§ Short task
Edit the records from their first line up to and including the line with "size-m: 1.8X1.8M [232, 141, 320, 160]", replacing every "tick-dash-icon" with "tick-mark-icon" and leaving everything else as it is. Return only those lines.

(Element-and-box listings)
[Start]

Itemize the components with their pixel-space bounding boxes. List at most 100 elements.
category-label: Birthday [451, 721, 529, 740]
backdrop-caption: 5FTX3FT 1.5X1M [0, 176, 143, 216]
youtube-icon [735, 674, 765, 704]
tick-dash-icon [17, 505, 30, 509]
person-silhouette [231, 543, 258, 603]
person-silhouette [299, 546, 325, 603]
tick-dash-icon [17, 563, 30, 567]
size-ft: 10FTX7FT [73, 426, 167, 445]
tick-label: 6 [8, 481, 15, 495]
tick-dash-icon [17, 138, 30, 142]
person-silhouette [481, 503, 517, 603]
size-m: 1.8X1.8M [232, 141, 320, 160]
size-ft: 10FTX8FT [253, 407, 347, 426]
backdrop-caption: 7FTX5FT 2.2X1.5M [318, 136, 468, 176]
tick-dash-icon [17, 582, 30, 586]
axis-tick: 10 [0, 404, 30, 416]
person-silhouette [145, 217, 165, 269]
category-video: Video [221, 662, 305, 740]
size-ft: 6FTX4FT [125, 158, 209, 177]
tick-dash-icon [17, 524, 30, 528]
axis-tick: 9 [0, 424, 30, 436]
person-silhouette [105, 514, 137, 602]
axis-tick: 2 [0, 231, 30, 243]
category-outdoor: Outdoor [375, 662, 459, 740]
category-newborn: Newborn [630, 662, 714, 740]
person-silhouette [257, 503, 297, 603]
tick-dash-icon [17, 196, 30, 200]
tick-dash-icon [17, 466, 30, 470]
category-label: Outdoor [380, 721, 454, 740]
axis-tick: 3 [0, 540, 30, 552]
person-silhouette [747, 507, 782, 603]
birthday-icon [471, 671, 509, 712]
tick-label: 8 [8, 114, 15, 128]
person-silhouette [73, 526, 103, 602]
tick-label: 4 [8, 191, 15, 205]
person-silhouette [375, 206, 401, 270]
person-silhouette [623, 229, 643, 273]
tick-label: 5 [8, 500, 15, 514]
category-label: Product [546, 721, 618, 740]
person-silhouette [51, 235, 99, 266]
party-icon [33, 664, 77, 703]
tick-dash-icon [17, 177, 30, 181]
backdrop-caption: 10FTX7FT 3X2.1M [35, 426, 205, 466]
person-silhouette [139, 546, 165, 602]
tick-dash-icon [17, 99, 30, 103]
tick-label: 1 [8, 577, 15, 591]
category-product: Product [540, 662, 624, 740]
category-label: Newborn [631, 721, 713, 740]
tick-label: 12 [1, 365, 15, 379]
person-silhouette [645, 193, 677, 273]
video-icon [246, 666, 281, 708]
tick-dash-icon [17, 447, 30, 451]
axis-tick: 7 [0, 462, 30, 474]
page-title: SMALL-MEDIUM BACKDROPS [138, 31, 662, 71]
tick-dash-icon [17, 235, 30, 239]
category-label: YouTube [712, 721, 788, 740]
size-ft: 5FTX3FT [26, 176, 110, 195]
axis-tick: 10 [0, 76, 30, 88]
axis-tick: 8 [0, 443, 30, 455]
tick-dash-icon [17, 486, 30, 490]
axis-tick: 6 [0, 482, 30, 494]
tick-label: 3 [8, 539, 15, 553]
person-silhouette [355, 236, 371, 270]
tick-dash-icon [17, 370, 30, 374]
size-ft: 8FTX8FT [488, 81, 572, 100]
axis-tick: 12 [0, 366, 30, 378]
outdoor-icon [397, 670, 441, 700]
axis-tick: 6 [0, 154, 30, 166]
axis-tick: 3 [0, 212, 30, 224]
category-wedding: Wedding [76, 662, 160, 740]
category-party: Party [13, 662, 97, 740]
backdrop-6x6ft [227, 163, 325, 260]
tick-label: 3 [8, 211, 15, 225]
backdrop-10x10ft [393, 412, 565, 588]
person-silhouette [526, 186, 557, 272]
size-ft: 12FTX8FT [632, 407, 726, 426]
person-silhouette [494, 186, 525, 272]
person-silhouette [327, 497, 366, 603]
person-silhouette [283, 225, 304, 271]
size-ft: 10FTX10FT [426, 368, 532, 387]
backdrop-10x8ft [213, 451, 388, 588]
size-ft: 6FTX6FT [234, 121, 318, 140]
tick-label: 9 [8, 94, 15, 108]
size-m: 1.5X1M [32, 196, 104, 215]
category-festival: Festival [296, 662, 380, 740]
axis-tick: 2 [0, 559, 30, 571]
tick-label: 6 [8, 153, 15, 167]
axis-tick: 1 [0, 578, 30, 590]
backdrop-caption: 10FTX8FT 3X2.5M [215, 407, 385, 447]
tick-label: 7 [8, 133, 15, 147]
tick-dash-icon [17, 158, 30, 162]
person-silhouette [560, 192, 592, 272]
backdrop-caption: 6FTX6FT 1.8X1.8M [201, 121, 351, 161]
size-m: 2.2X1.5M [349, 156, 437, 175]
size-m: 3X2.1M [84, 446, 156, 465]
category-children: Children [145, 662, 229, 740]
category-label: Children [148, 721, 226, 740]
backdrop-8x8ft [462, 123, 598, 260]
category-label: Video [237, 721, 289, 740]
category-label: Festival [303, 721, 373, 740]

[End]

§ Finished answer
Itemize the components with their pixel-space bounding boxes. List at most 100 elements.
category-label: Birthday [451, 721, 529, 740]
backdrop-caption: 5FTX3FT 1.5X1M [0, 176, 143, 216]
youtube-icon [735, 674, 765, 704]
tick-mark-icon [17, 505, 30, 509]
person-silhouette [231, 543, 258, 603]
person-silhouette [299, 546, 325, 603]
tick-mark-icon [17, 563, 30, 567]
size-ft: 10FTX7FT [73, 426, 167, 445]
tick-label: 6 [8, 481, 15, 495]
tick-mark-icon [17, 138, 30, 142]
person-silhouette [481, 503, 517, 603]
size-m: 1.8X1.8M [232, 141, 320, 160]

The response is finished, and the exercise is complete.